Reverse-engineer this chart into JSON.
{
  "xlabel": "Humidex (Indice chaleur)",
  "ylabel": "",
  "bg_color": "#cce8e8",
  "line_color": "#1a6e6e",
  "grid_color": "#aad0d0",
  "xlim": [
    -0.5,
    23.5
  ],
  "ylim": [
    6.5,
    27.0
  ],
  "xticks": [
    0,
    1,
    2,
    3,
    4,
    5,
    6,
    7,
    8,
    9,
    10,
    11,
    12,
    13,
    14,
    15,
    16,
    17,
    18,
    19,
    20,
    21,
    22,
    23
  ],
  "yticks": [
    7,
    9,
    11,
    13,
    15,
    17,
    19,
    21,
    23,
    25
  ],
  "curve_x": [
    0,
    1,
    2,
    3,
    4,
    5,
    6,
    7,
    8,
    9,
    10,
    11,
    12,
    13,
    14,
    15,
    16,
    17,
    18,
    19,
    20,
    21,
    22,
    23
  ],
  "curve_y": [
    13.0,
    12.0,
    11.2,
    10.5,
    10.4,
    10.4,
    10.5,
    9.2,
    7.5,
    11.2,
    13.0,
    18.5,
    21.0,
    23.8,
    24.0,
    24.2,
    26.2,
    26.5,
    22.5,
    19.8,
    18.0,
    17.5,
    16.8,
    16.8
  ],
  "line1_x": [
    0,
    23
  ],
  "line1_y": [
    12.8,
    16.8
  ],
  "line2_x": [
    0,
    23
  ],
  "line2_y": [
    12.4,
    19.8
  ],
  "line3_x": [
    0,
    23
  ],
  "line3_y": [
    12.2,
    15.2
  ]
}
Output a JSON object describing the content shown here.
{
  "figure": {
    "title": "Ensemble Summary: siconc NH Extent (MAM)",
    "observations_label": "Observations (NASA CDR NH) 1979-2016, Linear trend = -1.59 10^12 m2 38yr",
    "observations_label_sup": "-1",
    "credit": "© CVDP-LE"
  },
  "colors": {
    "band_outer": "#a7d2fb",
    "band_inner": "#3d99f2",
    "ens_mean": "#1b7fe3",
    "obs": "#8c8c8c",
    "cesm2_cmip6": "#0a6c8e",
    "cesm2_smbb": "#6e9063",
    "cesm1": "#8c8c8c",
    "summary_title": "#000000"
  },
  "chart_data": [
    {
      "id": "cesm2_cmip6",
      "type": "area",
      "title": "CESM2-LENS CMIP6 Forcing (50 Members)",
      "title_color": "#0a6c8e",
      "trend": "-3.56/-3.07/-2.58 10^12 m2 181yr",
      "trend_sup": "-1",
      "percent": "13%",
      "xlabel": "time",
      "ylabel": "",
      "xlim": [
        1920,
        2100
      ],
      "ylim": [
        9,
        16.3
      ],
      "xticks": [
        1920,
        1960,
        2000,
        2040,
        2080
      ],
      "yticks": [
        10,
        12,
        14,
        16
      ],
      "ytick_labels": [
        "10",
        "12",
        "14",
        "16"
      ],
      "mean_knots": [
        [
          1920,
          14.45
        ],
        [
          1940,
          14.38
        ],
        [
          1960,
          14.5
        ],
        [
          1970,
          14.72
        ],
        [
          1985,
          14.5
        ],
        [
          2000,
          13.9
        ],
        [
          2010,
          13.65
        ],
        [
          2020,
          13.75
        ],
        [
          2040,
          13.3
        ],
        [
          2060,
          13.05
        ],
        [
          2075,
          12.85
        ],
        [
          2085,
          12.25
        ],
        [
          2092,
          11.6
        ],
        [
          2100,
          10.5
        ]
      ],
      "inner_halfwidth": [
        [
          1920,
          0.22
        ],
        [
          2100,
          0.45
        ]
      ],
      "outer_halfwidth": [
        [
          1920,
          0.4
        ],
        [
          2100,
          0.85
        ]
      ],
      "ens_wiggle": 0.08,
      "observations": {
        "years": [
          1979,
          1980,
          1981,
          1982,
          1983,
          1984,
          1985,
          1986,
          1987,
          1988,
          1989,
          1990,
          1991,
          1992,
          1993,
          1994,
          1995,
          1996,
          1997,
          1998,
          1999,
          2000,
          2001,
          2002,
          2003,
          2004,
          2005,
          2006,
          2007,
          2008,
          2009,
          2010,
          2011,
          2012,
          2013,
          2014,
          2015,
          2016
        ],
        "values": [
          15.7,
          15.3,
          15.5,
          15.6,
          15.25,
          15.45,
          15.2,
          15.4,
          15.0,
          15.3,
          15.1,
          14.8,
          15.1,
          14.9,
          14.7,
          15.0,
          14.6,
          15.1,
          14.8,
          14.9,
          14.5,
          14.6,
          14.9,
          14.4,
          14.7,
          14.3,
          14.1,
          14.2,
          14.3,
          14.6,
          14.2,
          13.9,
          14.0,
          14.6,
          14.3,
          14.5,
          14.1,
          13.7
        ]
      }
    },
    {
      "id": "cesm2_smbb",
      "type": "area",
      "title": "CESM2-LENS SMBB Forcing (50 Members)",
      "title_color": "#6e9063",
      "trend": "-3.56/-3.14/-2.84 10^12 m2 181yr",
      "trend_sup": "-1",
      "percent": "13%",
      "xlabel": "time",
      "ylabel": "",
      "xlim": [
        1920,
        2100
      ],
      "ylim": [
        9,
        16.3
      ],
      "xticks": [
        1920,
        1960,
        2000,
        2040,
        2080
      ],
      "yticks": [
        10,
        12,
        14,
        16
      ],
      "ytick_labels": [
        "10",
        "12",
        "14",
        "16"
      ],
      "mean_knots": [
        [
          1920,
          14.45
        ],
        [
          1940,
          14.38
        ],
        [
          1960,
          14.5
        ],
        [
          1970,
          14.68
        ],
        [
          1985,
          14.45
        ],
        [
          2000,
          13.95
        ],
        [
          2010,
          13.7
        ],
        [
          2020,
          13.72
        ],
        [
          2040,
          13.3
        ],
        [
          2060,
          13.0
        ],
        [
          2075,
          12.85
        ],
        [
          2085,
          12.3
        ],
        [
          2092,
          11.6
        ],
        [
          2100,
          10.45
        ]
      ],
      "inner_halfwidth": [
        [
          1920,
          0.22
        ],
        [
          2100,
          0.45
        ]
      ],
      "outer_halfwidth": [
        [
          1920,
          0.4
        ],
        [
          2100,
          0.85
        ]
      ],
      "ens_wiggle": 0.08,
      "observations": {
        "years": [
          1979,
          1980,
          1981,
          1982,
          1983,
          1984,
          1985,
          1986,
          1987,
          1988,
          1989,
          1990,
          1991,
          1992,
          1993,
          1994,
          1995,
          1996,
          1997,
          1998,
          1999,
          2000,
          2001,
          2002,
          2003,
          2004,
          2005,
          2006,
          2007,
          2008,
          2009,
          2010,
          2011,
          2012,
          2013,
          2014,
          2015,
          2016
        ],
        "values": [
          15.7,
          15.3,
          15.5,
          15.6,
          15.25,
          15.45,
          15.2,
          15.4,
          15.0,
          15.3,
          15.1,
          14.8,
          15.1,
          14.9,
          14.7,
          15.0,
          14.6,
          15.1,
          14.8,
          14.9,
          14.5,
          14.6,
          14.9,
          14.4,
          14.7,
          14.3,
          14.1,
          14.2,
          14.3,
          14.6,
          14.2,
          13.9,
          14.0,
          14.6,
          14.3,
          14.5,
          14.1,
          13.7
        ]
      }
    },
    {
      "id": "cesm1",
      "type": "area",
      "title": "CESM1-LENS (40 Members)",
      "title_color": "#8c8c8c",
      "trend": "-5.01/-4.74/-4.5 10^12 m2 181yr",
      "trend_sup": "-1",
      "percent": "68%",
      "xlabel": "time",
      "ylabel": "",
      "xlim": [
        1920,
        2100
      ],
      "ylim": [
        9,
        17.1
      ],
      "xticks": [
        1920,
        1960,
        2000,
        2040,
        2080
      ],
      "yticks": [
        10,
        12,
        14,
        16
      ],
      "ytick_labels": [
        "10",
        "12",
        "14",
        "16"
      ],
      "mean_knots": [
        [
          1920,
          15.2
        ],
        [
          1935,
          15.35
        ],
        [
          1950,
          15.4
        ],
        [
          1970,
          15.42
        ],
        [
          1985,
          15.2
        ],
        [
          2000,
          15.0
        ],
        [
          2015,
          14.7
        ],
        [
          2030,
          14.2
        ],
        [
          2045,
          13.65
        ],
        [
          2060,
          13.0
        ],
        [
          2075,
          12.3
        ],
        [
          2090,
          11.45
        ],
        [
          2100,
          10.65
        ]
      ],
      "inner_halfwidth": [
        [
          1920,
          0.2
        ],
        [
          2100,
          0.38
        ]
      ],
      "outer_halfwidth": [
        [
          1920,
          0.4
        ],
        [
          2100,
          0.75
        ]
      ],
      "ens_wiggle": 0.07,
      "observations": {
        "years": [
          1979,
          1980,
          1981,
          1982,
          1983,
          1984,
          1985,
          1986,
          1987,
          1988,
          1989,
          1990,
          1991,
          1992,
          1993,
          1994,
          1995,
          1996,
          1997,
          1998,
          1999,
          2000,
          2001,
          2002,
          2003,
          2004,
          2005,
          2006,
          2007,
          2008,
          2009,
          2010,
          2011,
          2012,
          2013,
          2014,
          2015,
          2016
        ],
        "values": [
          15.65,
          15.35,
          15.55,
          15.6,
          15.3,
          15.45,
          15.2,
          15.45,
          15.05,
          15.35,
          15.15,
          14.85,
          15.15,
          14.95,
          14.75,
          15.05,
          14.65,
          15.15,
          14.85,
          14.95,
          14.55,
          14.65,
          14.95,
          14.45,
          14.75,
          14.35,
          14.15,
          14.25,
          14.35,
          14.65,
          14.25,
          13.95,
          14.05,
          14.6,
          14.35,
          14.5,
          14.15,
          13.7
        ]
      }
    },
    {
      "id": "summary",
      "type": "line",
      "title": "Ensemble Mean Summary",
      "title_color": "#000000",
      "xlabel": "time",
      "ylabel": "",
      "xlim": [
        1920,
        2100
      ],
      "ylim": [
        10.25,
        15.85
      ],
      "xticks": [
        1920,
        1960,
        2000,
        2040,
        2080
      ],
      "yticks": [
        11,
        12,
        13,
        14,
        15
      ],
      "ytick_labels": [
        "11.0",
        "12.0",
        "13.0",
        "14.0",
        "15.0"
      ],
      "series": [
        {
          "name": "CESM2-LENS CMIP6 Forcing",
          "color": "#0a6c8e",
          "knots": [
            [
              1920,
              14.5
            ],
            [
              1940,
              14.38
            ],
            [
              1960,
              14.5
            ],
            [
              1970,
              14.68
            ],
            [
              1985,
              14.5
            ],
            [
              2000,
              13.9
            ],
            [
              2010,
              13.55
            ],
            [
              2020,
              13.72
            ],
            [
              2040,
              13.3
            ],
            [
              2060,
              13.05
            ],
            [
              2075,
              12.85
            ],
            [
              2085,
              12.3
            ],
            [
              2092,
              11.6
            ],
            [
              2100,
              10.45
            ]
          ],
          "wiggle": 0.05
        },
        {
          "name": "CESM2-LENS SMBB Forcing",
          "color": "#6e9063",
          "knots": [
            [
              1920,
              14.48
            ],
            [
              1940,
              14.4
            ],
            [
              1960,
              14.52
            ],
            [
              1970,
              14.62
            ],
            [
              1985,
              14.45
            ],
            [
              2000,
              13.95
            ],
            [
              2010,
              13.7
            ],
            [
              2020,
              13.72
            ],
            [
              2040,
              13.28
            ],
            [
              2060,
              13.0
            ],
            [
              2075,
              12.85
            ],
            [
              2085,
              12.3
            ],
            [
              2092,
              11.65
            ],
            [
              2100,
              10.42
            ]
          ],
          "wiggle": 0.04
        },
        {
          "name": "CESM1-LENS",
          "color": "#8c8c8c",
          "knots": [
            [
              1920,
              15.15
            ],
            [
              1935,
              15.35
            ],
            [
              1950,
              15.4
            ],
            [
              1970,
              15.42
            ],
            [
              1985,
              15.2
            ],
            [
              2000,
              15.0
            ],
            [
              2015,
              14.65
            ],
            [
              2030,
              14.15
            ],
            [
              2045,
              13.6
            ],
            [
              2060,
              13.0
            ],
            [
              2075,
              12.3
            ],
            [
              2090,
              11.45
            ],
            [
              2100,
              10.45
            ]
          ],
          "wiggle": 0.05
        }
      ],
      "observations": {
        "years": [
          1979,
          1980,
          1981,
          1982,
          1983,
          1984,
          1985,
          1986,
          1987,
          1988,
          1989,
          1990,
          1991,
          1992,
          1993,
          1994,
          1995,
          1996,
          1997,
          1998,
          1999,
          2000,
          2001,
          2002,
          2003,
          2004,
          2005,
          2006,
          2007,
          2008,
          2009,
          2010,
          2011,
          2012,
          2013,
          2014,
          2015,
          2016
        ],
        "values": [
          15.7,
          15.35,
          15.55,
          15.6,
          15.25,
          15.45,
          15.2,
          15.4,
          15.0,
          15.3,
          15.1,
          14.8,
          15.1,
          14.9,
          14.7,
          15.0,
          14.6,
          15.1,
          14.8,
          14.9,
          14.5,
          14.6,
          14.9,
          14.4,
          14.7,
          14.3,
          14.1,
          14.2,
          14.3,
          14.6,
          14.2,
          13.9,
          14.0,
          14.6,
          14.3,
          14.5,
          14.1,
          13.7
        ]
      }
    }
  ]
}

========

» **Exercise requirements**
Gather each line from the entries above that includes the word "JSON".

» **The answer**
Reverse-engineer this chart into JSON.
Output a JSON object describing the content shown here.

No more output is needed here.